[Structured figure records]
——

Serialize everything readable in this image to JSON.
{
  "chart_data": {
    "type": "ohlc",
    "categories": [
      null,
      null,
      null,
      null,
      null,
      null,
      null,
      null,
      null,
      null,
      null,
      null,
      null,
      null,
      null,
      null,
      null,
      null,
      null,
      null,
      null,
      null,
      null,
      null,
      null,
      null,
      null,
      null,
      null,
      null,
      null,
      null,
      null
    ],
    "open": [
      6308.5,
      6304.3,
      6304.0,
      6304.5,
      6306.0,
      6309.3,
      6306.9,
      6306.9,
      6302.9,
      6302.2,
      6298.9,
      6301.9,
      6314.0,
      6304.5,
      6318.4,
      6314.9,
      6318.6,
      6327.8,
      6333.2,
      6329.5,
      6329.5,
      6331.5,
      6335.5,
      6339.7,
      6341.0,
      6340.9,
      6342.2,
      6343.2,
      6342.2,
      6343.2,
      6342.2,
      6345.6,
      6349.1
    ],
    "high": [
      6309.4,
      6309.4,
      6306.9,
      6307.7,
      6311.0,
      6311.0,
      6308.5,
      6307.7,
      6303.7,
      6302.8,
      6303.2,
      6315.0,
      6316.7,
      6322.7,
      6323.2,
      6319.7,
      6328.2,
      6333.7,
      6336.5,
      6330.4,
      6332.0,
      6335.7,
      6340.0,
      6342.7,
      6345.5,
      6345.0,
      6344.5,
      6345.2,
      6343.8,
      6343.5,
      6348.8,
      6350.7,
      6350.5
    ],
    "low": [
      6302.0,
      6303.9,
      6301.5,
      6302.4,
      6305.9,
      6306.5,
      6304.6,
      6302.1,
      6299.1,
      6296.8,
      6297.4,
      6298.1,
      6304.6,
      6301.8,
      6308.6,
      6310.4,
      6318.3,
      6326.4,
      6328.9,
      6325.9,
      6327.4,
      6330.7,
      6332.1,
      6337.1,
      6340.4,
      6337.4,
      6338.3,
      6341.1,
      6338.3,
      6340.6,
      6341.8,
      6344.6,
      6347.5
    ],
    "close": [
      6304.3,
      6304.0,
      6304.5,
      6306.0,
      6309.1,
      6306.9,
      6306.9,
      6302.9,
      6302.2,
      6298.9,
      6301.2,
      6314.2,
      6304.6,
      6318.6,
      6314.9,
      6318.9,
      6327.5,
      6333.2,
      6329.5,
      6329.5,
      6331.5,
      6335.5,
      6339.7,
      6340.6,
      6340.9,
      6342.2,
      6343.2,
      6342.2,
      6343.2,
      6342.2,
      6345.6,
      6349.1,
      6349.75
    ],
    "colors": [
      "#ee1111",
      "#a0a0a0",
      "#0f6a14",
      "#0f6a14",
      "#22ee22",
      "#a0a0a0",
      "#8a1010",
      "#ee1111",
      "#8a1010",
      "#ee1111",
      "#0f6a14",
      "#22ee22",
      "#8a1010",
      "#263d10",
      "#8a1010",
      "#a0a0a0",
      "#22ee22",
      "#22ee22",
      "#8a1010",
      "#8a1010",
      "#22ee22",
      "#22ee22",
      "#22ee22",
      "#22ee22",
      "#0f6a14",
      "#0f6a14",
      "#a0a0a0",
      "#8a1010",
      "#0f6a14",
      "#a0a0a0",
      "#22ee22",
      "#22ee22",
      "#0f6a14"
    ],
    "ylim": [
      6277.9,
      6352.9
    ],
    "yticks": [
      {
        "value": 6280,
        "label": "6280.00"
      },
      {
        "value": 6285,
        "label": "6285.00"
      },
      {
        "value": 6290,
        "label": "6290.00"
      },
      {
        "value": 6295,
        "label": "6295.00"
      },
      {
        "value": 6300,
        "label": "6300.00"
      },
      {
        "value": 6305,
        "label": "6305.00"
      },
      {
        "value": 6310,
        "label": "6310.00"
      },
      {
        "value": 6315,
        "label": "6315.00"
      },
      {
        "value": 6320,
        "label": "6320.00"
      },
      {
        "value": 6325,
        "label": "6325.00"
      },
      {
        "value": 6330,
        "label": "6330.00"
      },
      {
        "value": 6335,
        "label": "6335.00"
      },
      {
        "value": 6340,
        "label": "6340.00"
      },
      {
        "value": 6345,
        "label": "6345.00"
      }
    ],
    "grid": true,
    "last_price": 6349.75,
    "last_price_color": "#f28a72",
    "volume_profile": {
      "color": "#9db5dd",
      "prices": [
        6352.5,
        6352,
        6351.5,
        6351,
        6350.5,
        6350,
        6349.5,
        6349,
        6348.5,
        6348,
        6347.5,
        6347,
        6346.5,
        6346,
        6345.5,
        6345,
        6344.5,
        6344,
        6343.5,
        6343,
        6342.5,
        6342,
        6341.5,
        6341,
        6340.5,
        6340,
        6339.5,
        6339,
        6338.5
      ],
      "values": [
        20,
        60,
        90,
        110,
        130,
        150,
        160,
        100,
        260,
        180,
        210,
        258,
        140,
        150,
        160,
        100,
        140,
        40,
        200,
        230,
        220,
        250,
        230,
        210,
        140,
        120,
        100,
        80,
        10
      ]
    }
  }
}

——

§ **Work to do**: Copy down the material exactly as written.

§ **Output for this task**:
Serialize everything readable in this image to JSON.
{
  "chart_data": {
    "type": "ohlc",
    "categories": [
      null,
      null,
      null,
      null,
      null,
      null,
      null,
      null,
      null,
      null,
      null,
      null,
      null,
      null,
      null,
      null,
      null,
      null,
      null,
      null,
      null,
      null,
      null,
      null,
      null,
      null,
      null,
      null,
      null,
      null,
      null,
      null,
      null
    ],
    "open": [
      6308.5,
      6304.3,
      6304.0,
      6304.5,
      6306.0,
      6309.3,
      6306.9,
      6306.9,
      6302.9,
      6302.2,
      6298.9,
      6301.9,
      6314.0,
      6304.5,
      6318.4,
      6314.9,
      6318.6,
      6327.8,
      6333.2,
      6329.5,
      6329.5,
      6331.5,
      6335.5,
      6339.7,
      6341.0,
      6340.9,
      6342.2,
      6343.2,
      6342.2,
      6343.2,
      6342.2,
      6345.6,
      6349.1
    ],
    "high": [
      6309.4,
      6309.4,
      6306.9,
      6307.7,
      6311.0,
      6311.0,
      6308.5,
      6307.7,
      6303.7,
      6302.8,
      6303.2,
      6315.0,
      6316.7,
      6322.7,
      6323.2,
      6319.7,
      6328.2,
      6333.7,
      6336.5,
      6330.4,
      6332.0,
      6335.7,
      6340.0,
      6342.7,
      6345.5,
      6345.0,
      6344.5,
      6345.2,
      6343.8,
      6343.5,
      6348.8,
      6350.7,
      6350.5
    ],
    "low": [
      6302.0,
      6303.9,
      6301.5,
      6302.4,
      6305.9,
      6306.5,
      6304.6,
      6302.1,
      6299.1,
      6296.8,
      6297.4,
      6298.1,
      6304.6,
      6301.8,
      6308.6,
      6310.4,
      6318.3,
      6326.4,
      6328.9,
      6325.9,
      6327.4,
      6330.7,
      6332.1,
      6337.1,
      6340.4,
      6337.4,
      6338.3,
      6341.1,
      6338.3,
      6340.6,
      6341.8,
      6344.6,
      6347.5
    ],
    "close": [
      6304.3,
      6304.0,
      6304.5,
      6306.0,
      6309.1,
      6306.9,
      6306.9,
      6302.9,
      6302.2,
      6298.9,
      6301.2,
      6314.2,
      6304.6,
      6318.6,
      6314.9,
      6318.9,
      6327.5,
      6333.2,
      6329.5,
      6329.5,
      6331.5,
      6335.5,
      6339.7,
      6340.6,
      6340.9,
      6342.2,
      6343.2,
      6342.2,
      6343.2,
      6342.2,
      6345.6,
      6349.1,
      6349.75
    ],
    "colors": [
      "#ee1111",
      "#a0a0a0",
      "#0f6a14",
      "#0f6a14",
      "#22ee22",
      "#a0a0a0",
      "#8a1010",
      "#ee1111",
      "#8a1010",
      "#ee1111",
      "#0f6a14",
      "#22ee22",
      "#8a1010",
      "#263d10",
      "#8a1010",
      "#a0a0a0",
      "#22ee22",
      "#22ee22",
      "#8a1010",
      "#8a1010",
      "#22ee22",
      "#22ee22",
      "#22ee22",
      "#22ee22",
      "#0f6a14",
      "#0f6a14",
      "#a0a0a0",
      "#8a1010",
      "#0f6a14",
      "#a0a0a0",
      "#22ee22",
      "#22ee22",
      "#0f6a14"
    ],
    "ylim": [
      6277.9,
      6352.9
    ],
    "yticks": [
      {
        "value": 6280,
        "label": "6280.00"
      },
      {
        "value": 6285,
        "label": "6285.00"
      },
      {
        "value": 6290,
        "label": "6290.00"
      },
      {
        "value": 6295,
        "label": "6295.00"
      },
      {
        "value": 6300,
        "label": "6300.00"
      },
      {
        "value": 6305,
        "label": "6305.00"
      },
      {
        "value": 6310,
        "label": "6310.00"
      },
      {
        "value": 6315,
        "label": "6315.00"
      },
      {
        "value": 6320,
        "label": "6320.00"
      },
      {
        "value": 6325,
        "label": "6325.00"
      },
      {
        "value": 6330,
        "label": "6330.00"
      },
      {
        "value": 6335,
        "label": "6335.00"
      },
      {
        "value": 6340,
        "label": "6340.00"
      },
      {
        "value": 6345,
        "label": "6345.00"
      }
    ],
    "grid": true,
    "last_price": 6349.75,
    "last_price_color": "#f28a72",
    "volume_profile": {
      "color": "#9db5dd",
      "prices": [
        6352.5,
        6352,
        6351.5,
        6351,
        6350.5,
        6350,
        6349.5,
        6349,
        6348.5,
        6348,
        6347.5,
        6347,
        6346.5,
        6346,
        6345.5,
        6345,
        6344.5,
        6344,
        6343.5,
        6343,
        6342.5,
        6342,
        6341.5,
        6341,
        6340.5,
        6340,
        6339.5,
        6339,
        6338.5
      ],
      "values": [
        20,
        60,
        90,
        110,
        130,
        150,
        160,
        100,
        260,
        180,
        210,
        258,
        140,
        150,
        160,
        100,
        140,
        40,
        200,
        230,
        220,
        250,
        230,
        210,
        140,
        120,
        100,
        80,
        10
      ]
    }
  }
}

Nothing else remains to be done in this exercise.